**WRITTEN INSTRUCTION**
Select, from the data, each line where "reduziram" occurs.
#### RECORDS FOR PROCESSING ####
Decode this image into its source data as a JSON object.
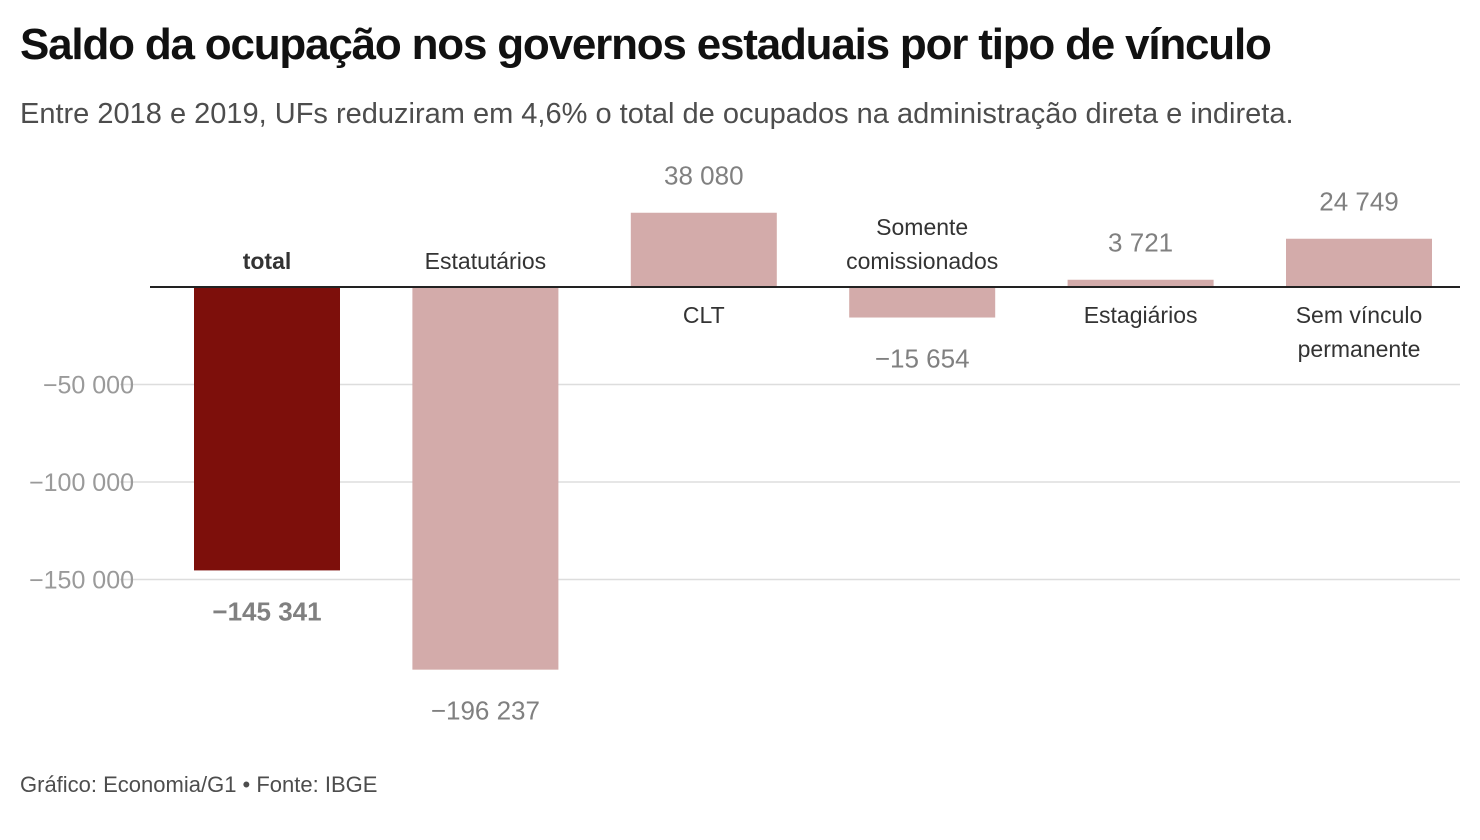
{
  "title": "Saldo da ocupação nos governos estaduais por tipo de vínculo",
  "subtitle": "Entre 2018 e 2019, UFs reduziram em 4,6% o total de ocupados na administração direta e indireta.",
  "footer": "Gráfico: Economia/G1 • Fonte: IBGE",
  "colors": {
    "highlight": "#7d0f0b",
    "bar": "#d3abaa",
    "grid": "#dddddd",
    "zero_line": "#222222",
    "tick_text": "#9a9a9a",
    "value_text": "#808080",
    "category_text": "#333333"
  },
  "chart_data": {
    "type": "bar",
    "title": "Saldo da ocupação nos governos estaduais por tipo de vínculo",
    "subtitle": "Entre 2018 e 2019, UFs reduziram em 4,6% o total de ocupados na administração direta e indireta.",
    "categories": [
      [
        "total"
      ],
      [
        "Estatutários"
      ],
      [
        "CLT"
      ],
      [
        "Somente",
        "comissionados"
      ],
      [
        "Estagiários"
      ],
      [
        "Sem vínculo",
        "permanente"
      ]
    ],
    "values": [
      -145341,
      -196237,
      38080,
      -15654,
      3721,
      24749
    ],
    "value_labels": [
      "−145 341",
      "−196 237",
      "38 080",
      "−15 654",
      "3 721",
      "24 749"
    ],
    "highlight": [
      true,
      false,
      false,
      false,
      false,
      false
    ],
    "y_ticks": [
      {
        "value": -50000,
        "label": "−50 000"
      },
      {
        "value": -100000,
        "label": "−100 000"
      },
      {
        "value": -150000,
        "label": "−150 000"
      }
    ],
    "ylim": [
      -200000,
      40000
    ],
    "grid": true,
    "legend": "none",
    "xlabel": "",
    "ylabel": ""
  }
}
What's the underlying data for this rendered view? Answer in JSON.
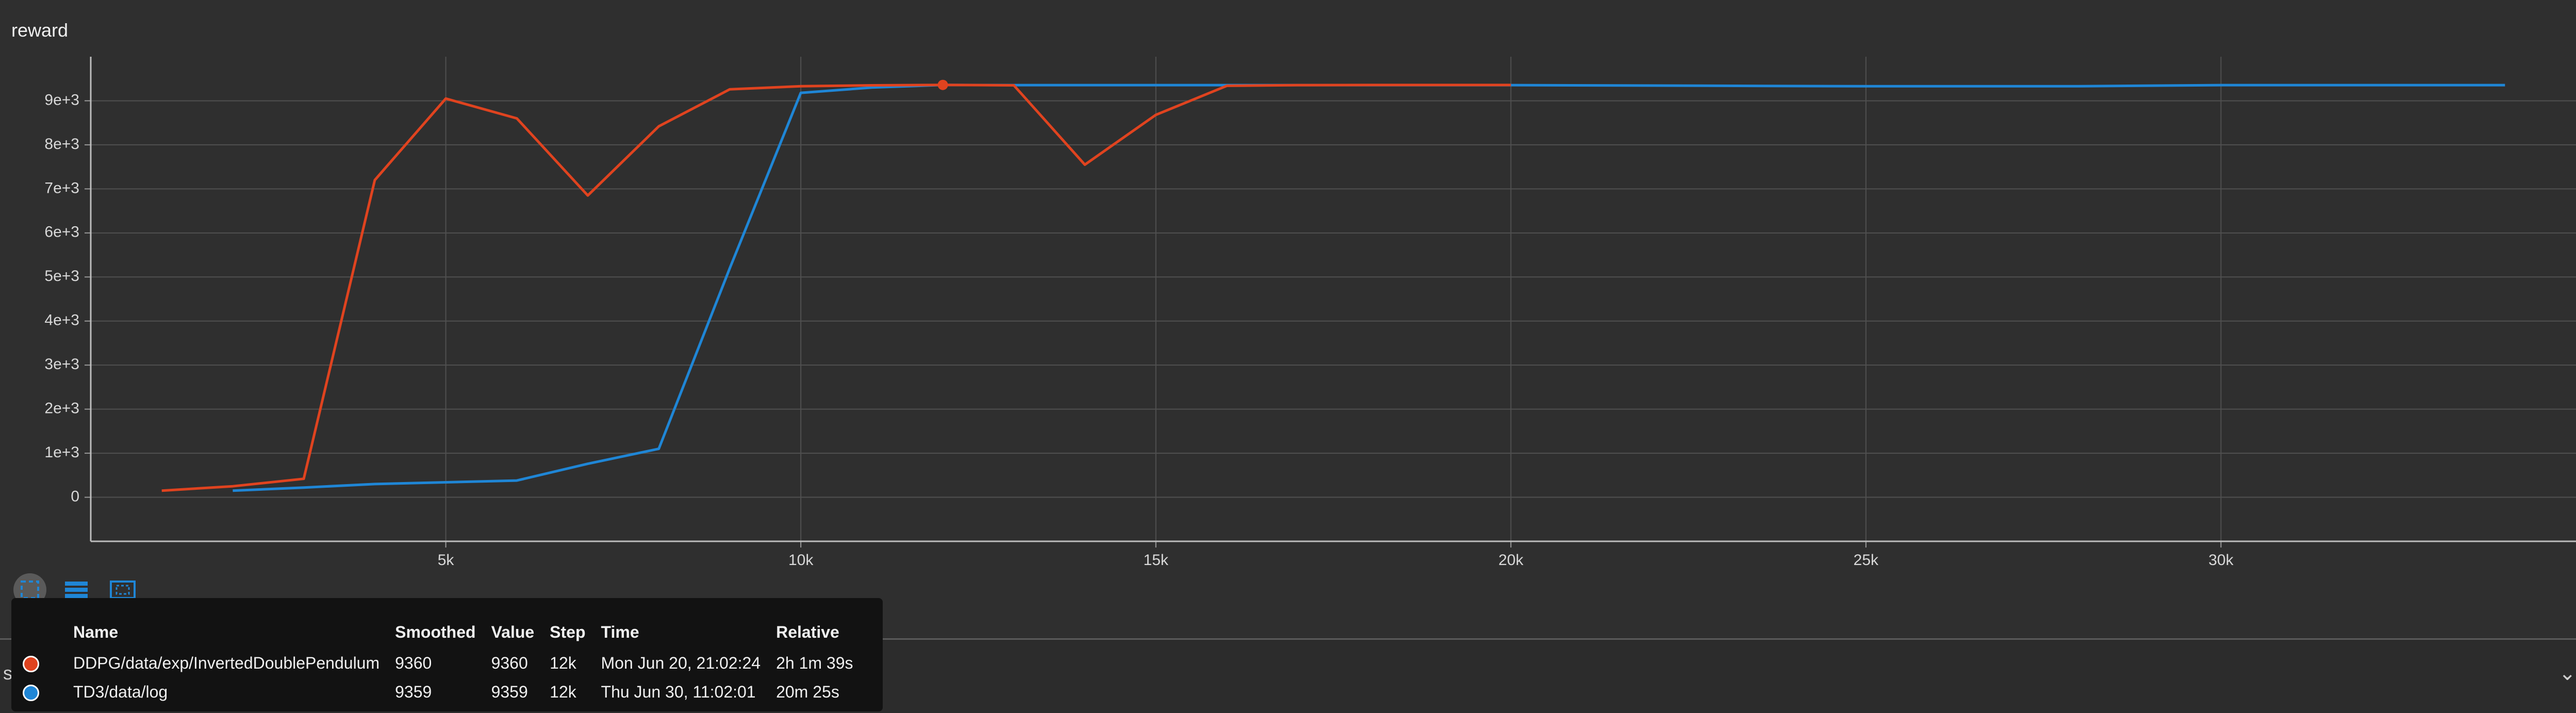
{
  "chart_data": {
    "type": "line",
    "title": "reward",
    "xlabel": "",
    "ylabel": "",
    "xlim": [
      0,
      35000
    ],
    "ylim": [
      -1000,
      10000
    ],
    "x_ticks": [
      {
        "value": 5000,
        "label": "5k"
      },
      {
        "value": 10000,
        "label": "10k"
      },
      {
        "value": 15000,
        "label": "15k"
      },
      {
        "value": 20000,
        "label": "20k"
      },
      {
        "value": 25000,
        "label": "25k"
      },
      {
        "value": 30000,
        "label": "30k"
      }
    ],
    "y_ticks": [
      {
        "value": 9000,
        "label": "9e+3"
      },
      {
        "value": 8000,
        "label": "8e+3"
      },
      {
        "value": 7000,
        "label": "7e+3"
      },
      {
        "value": 6000,
        "label": "6e+3"
      },
      {
        "value": 5000,
        "label": "5e+3"
      },
      {
        "value": 4000,
        "label": "4e+3"
      },
      {
        "value": 3000,
        "label": "3e+3"
      },
      {
        "value": 2000,
        "label": "2e+3"
      },
      {
        "value": 1000,
        "label": "1e+3"
      },
      {
        "value": 0,
        "label": "0"
      }
    ],
    "grid": true,
    "highlight": {
      "x": 12000,
      "y": 9360,
      "series": 0
    },
    "series": [
      {
        "name": "DDPG/data/exp/InvertedDoublePendulum",
        "color": "#e0431f",
        "x": [
          1000,
          2000,
          3000,
          4000,
          5000,
          6000,
          7000,
          8000,
          9000,
          10000,
          11000,
          12000,
          13000,
          14000,
          15000,
          16000,
          17000,
          18000,
          19000,
          20000
        ],
        "y": [
          150,
          250,
          420,
          7200,
          9050,
          8600,
          6850,
          8420,
          9260,
          9330,
          9350,
          9360,
          9350,
          7550,
          8680,
          9340,
          9355,
          9358,
          9358,
          9358
        ]
      },
      {
        "name": "TD3/data/log",
        "color": "#1f86d6",
        "x": [
          2000,
          3000,
          4000,
          5000,
          6000,
          7000,
          8000,
          9000,
          10000,
          11000,
          12000,
          13000,
          16000,
          20000,
          25000,
          28000,
          30000,
          34000
        ],
        "y": [
          150,
          220,
          300,
          340,
          380,
          760,
          1100,
          5200,
          9180,
          9300,
          9359,
          9355,
          9355,
          9355,
          9330,
          9330,
          9355,
          9355
        ]
      }
    ]
  },
  "toolbar": {
    "icons": [
      "fit-domain-icon",
      "toggle-list-icon",
      "zoom-select-icon"
    ]
  },
  "bottom_strip": {
    "label": "st"
  },
  "tooltip": {
    "headers": {
      "name": "Name",
      "smoothed": "Smoothed",
      "value": "Value",
      "step": "Step",
      "time": "Time",
      "relative": "Relative"
    },
    "rows": [
      {
        "color": "#e0431f",
        "name": "DDPG/data/exp/InvertedDoublePendulum",
        "smoothed": "9360",
        "value": "9360",
        "step": "12k",
        "time": "Mon Jun 20, 21:02:24",
        "relative": "2h 1m 39s"
      },
      {
        "color": "#1f86d6",
        "name": "TD3/data/log",
        "smoothed": "9359",
        "value": "9359",
        "step": "12k",
        "time": "Thu Jun 30, 11:02:01",
        "relative": "20m 25s"
      }
    ]
  }
}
####
**RESPONSE**
  "subtitle": "Entre 2018 e 2019, UFs reduziram em 4,6% o total de ocupados na administração direta e indireta.",
    "subtitle": "Entre 2018 e 2019, UFs reduziram em 4,6% o total de ocupados na administração direta e indireta.",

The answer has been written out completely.